→ To do: All of the data below should be written out exactly.

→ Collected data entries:

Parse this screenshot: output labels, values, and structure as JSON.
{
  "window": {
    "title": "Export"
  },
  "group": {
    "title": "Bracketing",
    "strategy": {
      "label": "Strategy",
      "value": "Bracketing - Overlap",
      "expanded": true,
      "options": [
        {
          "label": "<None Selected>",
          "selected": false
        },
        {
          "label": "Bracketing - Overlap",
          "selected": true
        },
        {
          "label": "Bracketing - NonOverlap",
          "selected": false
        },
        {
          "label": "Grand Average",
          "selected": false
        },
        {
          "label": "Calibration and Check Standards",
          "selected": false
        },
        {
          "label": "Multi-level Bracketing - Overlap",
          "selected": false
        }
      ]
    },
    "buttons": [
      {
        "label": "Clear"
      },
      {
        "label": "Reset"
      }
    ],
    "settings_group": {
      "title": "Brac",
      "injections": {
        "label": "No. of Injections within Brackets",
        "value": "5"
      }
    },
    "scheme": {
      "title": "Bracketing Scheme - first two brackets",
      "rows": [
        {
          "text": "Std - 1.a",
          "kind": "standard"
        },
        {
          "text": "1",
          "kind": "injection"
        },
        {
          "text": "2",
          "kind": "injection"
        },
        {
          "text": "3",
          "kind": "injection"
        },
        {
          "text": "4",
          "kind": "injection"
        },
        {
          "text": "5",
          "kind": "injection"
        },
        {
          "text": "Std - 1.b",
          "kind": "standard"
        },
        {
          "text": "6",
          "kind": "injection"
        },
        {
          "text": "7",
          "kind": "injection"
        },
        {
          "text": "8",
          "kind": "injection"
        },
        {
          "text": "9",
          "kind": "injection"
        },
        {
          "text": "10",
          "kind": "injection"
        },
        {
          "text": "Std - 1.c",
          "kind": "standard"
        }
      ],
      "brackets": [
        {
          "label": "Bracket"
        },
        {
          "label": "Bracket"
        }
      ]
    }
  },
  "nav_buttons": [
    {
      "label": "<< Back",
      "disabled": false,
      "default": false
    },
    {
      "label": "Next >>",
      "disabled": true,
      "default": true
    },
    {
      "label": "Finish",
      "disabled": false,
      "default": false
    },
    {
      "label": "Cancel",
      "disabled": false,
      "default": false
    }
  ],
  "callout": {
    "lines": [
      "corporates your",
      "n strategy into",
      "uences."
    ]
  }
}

→ Expected answer:
Parse this screenshot: output labels, values, and structure as JSON.
{
  "window": {
    "title": "Export"
  },
  "group": {
    "title": "Bracketing",
    "strategy": {
      "label": "Strategy",
      "value": "Bracketing - Overlap",
      "expanded": true,
      "options": [
        {
          "label": "<None Selected>",
          "selected": false
        },
        {
          "label": "Bracketing - Overlap",
          "selected": true
        },
        {
          "label": "Bracketing - NonOverlap",
          "selected": false
        },
        {
          "label": "Grand Average",
          "selected": false
        },
        {
          "label": "Calibration and Check Standards",
          "selected": false
        },
        {
          "label": "Multi-level Bracketing - Overlap",
          "selected": false
        }
      ]
    },
    "buttons": [
      {
        "label": "Clear"
      },
      {
        "label": "Reset"
      }
    ],
    "settings_group": {
      "title": "Brac",
      "injections": {
        "label": "No. of Injections within Brackets",
        "value": "5"
      }
    },
    "scheme": {
      "title": "Bracketing Scheme - first two brackets",
      "rows": [
        {
          "text": "Std - 1.a",
          "kind": "standard"
        },
        {
          "text": "1",
          "kind": "injection"
        },
        {
          "text": "2",
          "kind": "injection"
        },
        {
          "text": "3",
          "kind": "injection"
        },
        {
          "text": "4",
          "kind": "injection"
        },
        {
          "text": "5",
          "kind": "injection"
        },
        {
          "text": "Std - 1.b",
          "kind": "standard"
        },
        {
          "text": "6",
          "kind": "injection"
        },
        {
          "text": "7",
          "kind": "injection"
        },
        {
          "text": "8",
          "kind": "injection"
        },
        {
          "text": "9",
          "kind": "injection"
        },
        {
          "text": "10",
          "kind": "injection"
        },
        {
          "text": "Std - 1.c",
          "kind": "standard"
        }
      ],
      "brackets": [
        {
          "label": "Bracket"
        },
        {
          "label": "Bracket"
        }
      ]
    }
  },
  "nav_buttons": [
    {
      "label": "<< Back",
      "disabled": false,
      "default": false
    },
    {
      "label": "Next >>",
      "disabled": true,
      "default": true
    },
    {
      "label": "Finish",
      "disabled": false,
      "default": false
    },
    {
      "label": "Cancel",
      "disabled": false,
      "default": false
    }
  ],
  "callout": {
    "lines": [
      "corporates your",
      "n strategy into",
      "uences."
    ]
  }
}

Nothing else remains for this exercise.